● **What the task requires**
Transcribe the listing below word for word.

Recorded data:
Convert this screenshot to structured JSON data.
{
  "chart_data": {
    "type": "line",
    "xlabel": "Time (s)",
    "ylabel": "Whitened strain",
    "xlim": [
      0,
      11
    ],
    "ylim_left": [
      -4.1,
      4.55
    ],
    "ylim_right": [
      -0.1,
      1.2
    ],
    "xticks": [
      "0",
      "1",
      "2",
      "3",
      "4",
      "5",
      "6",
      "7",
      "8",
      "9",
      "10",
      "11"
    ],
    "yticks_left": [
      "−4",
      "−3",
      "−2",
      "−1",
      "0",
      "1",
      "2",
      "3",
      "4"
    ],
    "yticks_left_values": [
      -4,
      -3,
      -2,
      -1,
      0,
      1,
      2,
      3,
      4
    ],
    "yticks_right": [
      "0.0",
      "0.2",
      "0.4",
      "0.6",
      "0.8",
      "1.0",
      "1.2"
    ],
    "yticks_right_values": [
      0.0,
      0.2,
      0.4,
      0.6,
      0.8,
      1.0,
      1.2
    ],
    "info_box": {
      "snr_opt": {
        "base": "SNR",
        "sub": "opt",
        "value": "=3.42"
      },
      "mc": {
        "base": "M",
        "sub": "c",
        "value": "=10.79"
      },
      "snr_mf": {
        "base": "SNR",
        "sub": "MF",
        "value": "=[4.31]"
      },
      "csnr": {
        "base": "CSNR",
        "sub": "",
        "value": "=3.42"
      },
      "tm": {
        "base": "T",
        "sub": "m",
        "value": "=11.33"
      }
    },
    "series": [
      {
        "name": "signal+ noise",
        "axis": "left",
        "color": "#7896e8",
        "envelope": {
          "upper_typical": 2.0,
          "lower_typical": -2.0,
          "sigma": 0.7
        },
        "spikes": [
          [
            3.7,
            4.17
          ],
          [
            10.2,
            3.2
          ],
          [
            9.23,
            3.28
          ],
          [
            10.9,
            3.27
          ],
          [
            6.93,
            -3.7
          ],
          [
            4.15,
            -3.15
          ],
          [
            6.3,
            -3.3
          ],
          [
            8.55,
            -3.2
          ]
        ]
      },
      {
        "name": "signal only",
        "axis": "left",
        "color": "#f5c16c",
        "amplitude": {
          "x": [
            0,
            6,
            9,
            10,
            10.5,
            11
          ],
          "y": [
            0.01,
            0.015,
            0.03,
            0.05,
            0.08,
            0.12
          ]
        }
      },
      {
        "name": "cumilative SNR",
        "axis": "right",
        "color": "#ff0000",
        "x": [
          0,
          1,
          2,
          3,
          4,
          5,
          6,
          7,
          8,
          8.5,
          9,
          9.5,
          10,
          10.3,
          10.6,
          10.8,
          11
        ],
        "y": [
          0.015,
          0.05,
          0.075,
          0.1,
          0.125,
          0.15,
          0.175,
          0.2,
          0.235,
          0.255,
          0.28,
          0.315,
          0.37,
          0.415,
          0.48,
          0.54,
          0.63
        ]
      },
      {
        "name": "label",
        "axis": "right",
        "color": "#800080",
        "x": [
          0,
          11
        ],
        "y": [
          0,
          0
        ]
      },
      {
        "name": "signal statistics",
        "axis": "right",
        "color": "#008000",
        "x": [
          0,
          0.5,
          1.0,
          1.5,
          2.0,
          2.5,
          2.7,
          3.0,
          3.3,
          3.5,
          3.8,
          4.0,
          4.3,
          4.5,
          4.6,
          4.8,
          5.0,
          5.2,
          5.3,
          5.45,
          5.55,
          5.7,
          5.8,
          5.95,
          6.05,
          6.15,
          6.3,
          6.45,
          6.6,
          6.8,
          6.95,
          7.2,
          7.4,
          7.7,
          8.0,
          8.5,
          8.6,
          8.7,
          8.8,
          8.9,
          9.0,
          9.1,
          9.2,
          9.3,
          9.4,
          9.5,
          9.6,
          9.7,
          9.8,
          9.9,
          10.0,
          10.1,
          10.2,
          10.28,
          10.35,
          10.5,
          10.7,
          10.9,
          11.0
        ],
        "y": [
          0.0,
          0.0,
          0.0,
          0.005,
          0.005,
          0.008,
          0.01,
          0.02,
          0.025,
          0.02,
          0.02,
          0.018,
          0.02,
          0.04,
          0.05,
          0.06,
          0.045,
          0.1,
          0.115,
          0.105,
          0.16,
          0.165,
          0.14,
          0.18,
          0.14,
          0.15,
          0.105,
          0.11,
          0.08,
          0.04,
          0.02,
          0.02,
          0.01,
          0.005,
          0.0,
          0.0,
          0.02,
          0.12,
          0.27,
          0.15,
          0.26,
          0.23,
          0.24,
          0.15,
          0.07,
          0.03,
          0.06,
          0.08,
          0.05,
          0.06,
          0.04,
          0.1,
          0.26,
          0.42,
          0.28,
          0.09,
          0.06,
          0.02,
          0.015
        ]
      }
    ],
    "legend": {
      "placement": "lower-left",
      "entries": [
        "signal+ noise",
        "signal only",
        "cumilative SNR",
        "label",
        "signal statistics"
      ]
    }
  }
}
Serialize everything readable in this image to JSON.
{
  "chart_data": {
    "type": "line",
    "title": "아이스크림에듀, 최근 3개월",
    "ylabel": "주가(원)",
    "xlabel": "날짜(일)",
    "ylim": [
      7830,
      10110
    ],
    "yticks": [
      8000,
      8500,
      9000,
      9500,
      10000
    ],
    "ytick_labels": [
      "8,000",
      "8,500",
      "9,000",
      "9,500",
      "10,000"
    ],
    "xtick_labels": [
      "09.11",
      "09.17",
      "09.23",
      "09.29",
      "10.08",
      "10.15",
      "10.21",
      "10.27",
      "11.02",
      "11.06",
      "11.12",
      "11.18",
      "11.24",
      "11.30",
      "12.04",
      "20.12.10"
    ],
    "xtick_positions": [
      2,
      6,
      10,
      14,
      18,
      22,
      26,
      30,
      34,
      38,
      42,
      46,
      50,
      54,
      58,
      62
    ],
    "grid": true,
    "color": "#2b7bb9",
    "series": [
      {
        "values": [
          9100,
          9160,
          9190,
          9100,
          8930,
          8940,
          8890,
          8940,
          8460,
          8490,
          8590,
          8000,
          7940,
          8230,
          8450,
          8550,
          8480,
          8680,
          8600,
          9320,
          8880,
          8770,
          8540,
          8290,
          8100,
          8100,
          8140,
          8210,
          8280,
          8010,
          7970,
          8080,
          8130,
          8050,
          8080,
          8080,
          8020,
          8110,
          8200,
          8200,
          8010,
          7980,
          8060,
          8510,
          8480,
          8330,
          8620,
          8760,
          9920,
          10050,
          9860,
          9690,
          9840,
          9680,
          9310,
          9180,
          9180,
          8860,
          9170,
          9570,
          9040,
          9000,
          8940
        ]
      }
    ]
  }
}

● **Task solution**
Convert this screenshot to structured JSON data.
{
  "chart_data": {
    "type": "line",
    "xlabel": "Time (s)",
    "ylabel": "Whitened strain",
    "xlim": [
      0,
      11
    ],
    "ylim_left": [
      -4.1,
      4.55
    ],
    "ylim_right": [
      -0.1,
      1.2
    ],
    "xticks": [
      "0",
      "1",
      "2",
      "3",
      "4",
      "5",
      "6",
      "7",
      "8",
      "9",
      "10",
      "11"
    ],
    "yticks_left": [
      "−4",
      "−3",
      "−2",
      "−1",
      "0",
      "1",
      "2",
      "3",
      "4"
    ],
    "yticks_left_values": [
      -4,
      -3,
      -2,
      -1,
      0,
      1,
      2,
      3,
      4
    ],
    "yticks_right": [
      "0.0",
      "0.2",
      "0.4",
      "0.6",
      "0.8",
      "1.0",
      "1.2"
    ],
    "yticks_right_values": [
      0.0,
      0.2,
      0.4,
      0.6,
      0.8,
      1.0,
      1.2
    ],
    "info_box": {
      "snr_opt": {
        "base": "SNR",
        "sub": "opt",
        "value": "=3.42"
      },
      "mc": {
        "base": "M",
        "sub": "c",
        "value": "=10.79"
      },
      "snr_mf": {
        "base": "SNR",
        "sub": "MF",
        "value": "=[4.31]"
      },
      "csnr": {
        "base": "CSNR",
        "sub": "",
        "value": "=3.42"
      },
      "tm": {
        "base": "T",
        "sub": "m",
        "value": "=11.33"
      }
    },
    "series": [
      {
        "name": "signal+ noise",
        "axis": "left",
        "color": "#7896e8",
        "envelope": {
          "upper_typical": 2.0,
          "lower_typical": -2.0,
          "sigma": 0.7
        },
        "spikes": [
          [
            3.7,
            4.17
          ],
          [
            10.2,
            3.2
          ],
          [
            9.23,
            3.28
          ],
          [
            10.9,
            3.27
          ],
          [
            6.93,
            -3.7
          ],
          [
            4.15,
            -3.15
          ],
          [
            6.3,
            -3.3
          ],
          [
            8.55,
            -3.2
          ]
        ]
      },
      {
        "name": "signal only",
        "axis": "left",
        "color": "#f5c16c",
        "amplitude": {
          "x": [
            0,
            6,
            9,
            10,
            10.5,
            11
          ],
          "y": [
            0.01,
            0.015,
            0.03,
            0.05,
            0.08,
            0.12
          ]
        }
      },
      {
        "name": "cumilative SNR",
        "axis": "right",
        "color": "#ff0000",
        "x": [
          0,
          1,
          2,
          3,
          4,
          5,
          6,
          7,
          8,
          8.5,
          9,
          9.5,
          10,
          10.3,
          10.6,
          10.8,
          11
        ],
        "y": [
          0.015,
          0.05,
          0.075,
          0.1,
          0.125,
          0.15,
          0.175,
          0.2,
          0.235,
          0.255,
          0.28,
          0.315,
          0.37,
          0.415,
          0.48,
          0.54,
          0.63
        ]
      },
      {
        "name": "label",
        "axis": "right",
        "color": "#800080",
        "x": [
          0,
          11
        ],
        "y": [
          0,
          0
        ]
      },
      {
        "name": "signal statistics",
        "axis": "right",
        "color": "#008000",
        "x": [
          0,
          0.5,
          1.0,
          1.5,
          2.0,
          2.5,
          2.7,
          3.0,
          3.3,
          3.5,
          3.8,
          4.0,
          4.3,
          4.5,
          4.6,
          4.8,
          5.0,
          5.2,
          5.3,
          5.45,
          5.55,
          5.7,
          5.8,
          5.95,
          6.05,
          6.15,
          6.3,
          6.45,
          6.6,
          6.8,
          6.95,
          7.2,
          7.4,
          7.7,
          8.0,
          8.5,
          8.6,
          8.7,
          8.8,
          8.9,
          9.0,
          9.1,
          9.2,
          9.3,
          9.4,
          9.5,
          9.6,
          9.7,
          9.8,
          9.9,
          10.0,
          10.1,
          10.2,
          10.28,
          10.35,
          10.5,
          10.7,
          10.9,
          11.0
        ],
        "y": [
          0.0,
          0.0,
          0.0,
          0.005,
          0.005,
          0.008,
          0.01,
          0.02,
          0.025,
          0.02,
          0.02,
          0.018,
          0.02,
          0.04,
          0.05,
          0.06,
          0.045,
          0.1,
          0.115,
          0.105,
          0.16,
          0.165,
          0.14,
          0.18,
          0.14,
          0.15,
          0.105,
          0.11,
          0.08,
          0.04,
          0.02,
          0.02,
          0.01,
          0.005,
          0.0,
          0.0,
          0.02,
          0.12,
          0.27,
          0.15,
          0.26,
          0.23,
          0.24,
          0.15,
          0.07,
          0.03,
          0.06,
          0.08,
          0.05,
          0.06,
          0.04,
          0.1,
          0.26,
          0.42,
          0.28,
          0.09,
          0.06,
          0.02,
          0.015
        ]
      }
    ],
    "legend": {
      "placement": "lower-left",
      "entries": [
        "signal+ noise",
        "signal only",
        "cumilative SNR",
        "label",
        "signal statistics"
      ]
    }
  }
}
Serialize everything readable in this image to JSON.
{
  "chart_data": {
    "type": "line",
    "title": "아이스크림에듀, 최근 3개월",
    "ylabel": "주가(원)",
    "xlabel": "날짜(일)",
    "ylim": [
      7830,
      10110
    ],
    "yticks": [
      8000,
      8500,
      9000,
      9500,
      10000
    ],
    "ytick_labels": [
      "8,000",
      "8,500",
      "9,000",
      "9,500",
      "10,000"
    ],
    "xtick_labels": [
      "09.11",
      "09.17",
      "09.23",
      "09.29",
      "10.08",
      "10.15",
      "10.21",
      "10.27",
      "11.02",
      "11.06",
      "11.12",
      "11.18",
      "11.24",
      "11.30",
      "12.04",
      "20.12.10"
    ],
    "xtick_positions": [
      2,
      6,
      10,
      14,
      18,
      22,
      26,
      30,
      34,
      38,
      42,
      46,
      50,
      54,
      58,
      62
    ],
    "grid": true,
    "color": "#2b7bb9",
    "series": [
      {
        "values": [
          9100,
          9160,
          9190,
          9100,
          8930,
          8940,
          8890,
          8940,
          8460,
          8490,
          8590,
          8000,
          7940,
          8230,
          8450,
          8550,
          8480,
          8680,
          8600,
          9320,
          8880,
          8770,
          8540,
          8290,
          8100,
          8100,
          8140,
          8210,
          8280,
          8010,
          7970,
          8080,
          8130,
          8050,
          8080,
          8080,
          8020,
          8110,
          8200,
          8200,
          8010,
          7980,
          8060,
          8510,
          8480,
          8330,
          8620,
          8760,
          9920,
          10050,
          9860,
          9690,
          9840,
          9680,
          9310,
          9180,
          9180,
          8860,
          9170,
          9570,
          9040,
          9000,
          8940
        ]
      }
    ]
  }
}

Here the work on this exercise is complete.